#### OBJECTIVE:
Every line below that holds the string "tick" should be copied out.

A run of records
## begin

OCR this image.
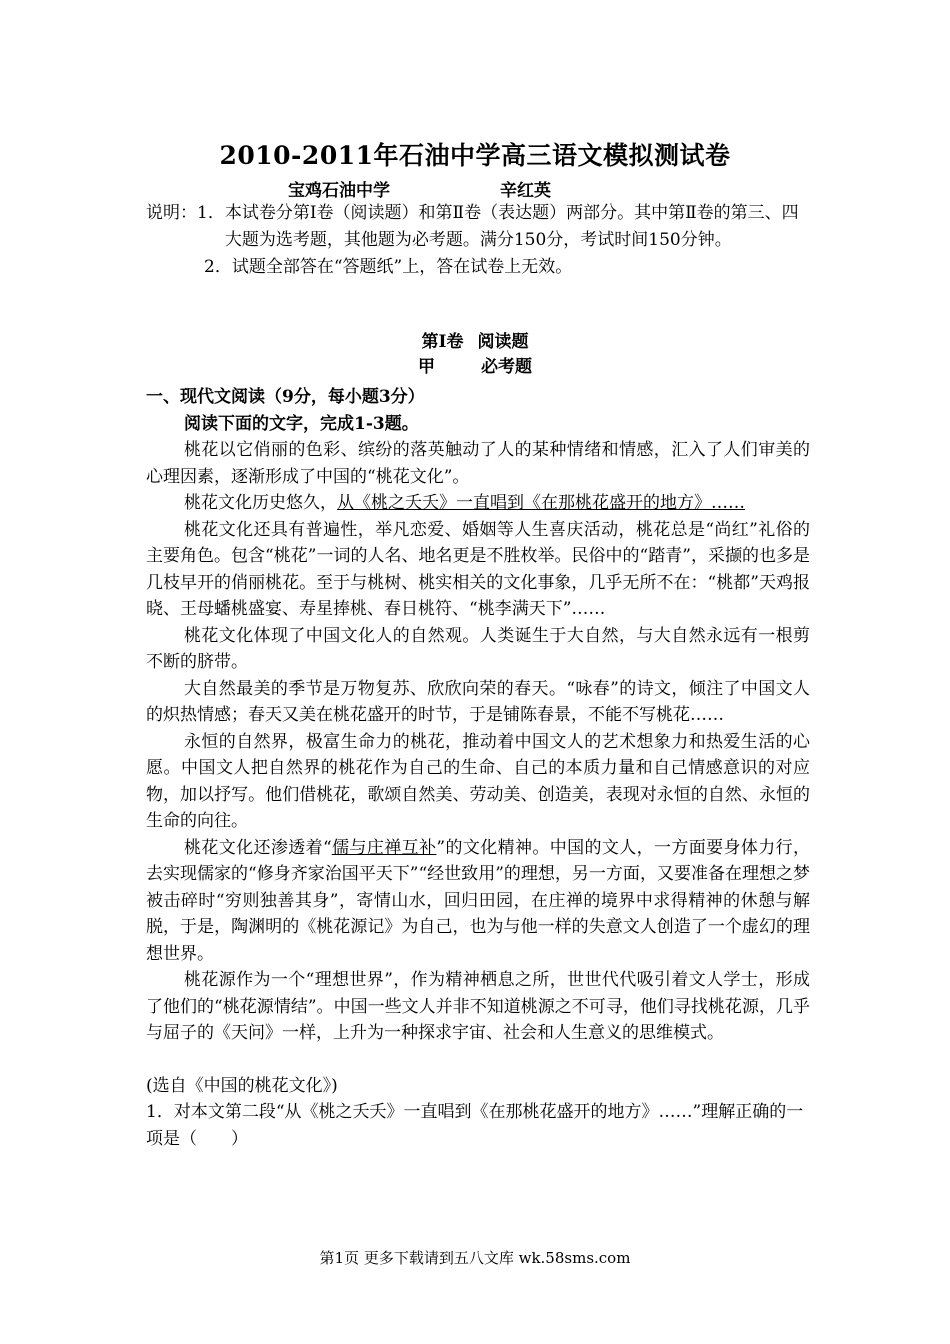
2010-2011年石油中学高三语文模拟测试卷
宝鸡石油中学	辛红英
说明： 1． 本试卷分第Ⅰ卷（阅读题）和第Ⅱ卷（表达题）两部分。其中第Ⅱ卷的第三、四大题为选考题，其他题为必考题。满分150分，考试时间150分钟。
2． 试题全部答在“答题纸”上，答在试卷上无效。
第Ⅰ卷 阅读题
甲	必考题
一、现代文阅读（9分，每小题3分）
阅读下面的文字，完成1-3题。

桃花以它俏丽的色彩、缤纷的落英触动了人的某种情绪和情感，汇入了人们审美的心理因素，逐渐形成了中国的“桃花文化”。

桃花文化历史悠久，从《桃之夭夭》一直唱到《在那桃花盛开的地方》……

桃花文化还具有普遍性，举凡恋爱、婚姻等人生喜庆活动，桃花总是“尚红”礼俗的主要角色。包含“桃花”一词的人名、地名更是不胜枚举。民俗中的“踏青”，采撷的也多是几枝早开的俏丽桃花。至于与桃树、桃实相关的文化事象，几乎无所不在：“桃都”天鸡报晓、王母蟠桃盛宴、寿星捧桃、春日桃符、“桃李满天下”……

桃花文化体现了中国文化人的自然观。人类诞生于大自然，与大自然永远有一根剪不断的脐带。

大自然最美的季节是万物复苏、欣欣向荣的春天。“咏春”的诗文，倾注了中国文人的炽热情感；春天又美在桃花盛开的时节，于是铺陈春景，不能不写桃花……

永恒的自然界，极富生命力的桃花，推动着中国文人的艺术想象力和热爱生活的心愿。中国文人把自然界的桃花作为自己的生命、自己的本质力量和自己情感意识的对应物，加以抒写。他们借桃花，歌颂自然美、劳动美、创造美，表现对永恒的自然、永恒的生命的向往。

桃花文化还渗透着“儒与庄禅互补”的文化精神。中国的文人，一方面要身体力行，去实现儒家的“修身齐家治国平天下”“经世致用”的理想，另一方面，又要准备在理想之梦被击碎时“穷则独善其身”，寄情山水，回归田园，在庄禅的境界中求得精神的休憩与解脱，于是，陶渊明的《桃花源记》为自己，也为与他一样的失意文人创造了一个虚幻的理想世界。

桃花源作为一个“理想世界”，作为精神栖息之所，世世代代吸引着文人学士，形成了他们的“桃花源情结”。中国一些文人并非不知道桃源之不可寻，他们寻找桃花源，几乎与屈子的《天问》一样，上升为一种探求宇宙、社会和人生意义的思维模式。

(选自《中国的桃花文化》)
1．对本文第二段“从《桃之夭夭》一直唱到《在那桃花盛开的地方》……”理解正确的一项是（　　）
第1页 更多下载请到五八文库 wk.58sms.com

## end
## begin

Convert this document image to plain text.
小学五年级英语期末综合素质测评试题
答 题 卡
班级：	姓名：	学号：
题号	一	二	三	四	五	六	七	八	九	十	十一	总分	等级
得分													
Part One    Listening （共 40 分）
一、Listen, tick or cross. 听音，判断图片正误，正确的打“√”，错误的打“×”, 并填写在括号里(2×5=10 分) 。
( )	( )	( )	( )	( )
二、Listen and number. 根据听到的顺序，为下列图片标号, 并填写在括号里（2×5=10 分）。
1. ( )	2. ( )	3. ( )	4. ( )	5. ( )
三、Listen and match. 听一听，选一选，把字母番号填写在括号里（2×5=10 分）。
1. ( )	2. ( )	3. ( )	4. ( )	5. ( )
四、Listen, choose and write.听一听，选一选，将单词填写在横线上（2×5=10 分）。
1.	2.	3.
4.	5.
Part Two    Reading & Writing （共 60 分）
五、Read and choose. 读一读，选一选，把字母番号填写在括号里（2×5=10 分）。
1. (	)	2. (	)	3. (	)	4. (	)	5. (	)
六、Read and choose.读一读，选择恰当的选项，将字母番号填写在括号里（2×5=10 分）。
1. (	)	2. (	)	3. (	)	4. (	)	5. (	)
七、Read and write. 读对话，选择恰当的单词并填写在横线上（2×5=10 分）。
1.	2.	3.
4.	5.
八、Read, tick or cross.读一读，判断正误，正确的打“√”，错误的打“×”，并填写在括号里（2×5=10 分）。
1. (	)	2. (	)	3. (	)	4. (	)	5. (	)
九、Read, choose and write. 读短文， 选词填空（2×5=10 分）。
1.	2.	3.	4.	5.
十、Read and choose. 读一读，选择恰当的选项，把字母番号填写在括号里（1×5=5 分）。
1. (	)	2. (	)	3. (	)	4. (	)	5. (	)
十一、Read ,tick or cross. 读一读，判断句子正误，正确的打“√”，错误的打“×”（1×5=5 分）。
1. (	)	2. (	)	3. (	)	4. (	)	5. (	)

## end

#### REPLY:
一、Listen, tick or cross. 听音，判断图片正误，正确的打“√”，错误的打“×”, 并填写在括号里(2×5=10 分) 。
八、Read, tick or cross.读一读，判断正误，正确的打“√”，错误的打“×”，并填写在括号里（2×5=10 分）。
十一、Read ,tick or cross. 读一读，判断句子正误，正确的打“√”，错误的打“×”（1×5=5 分）。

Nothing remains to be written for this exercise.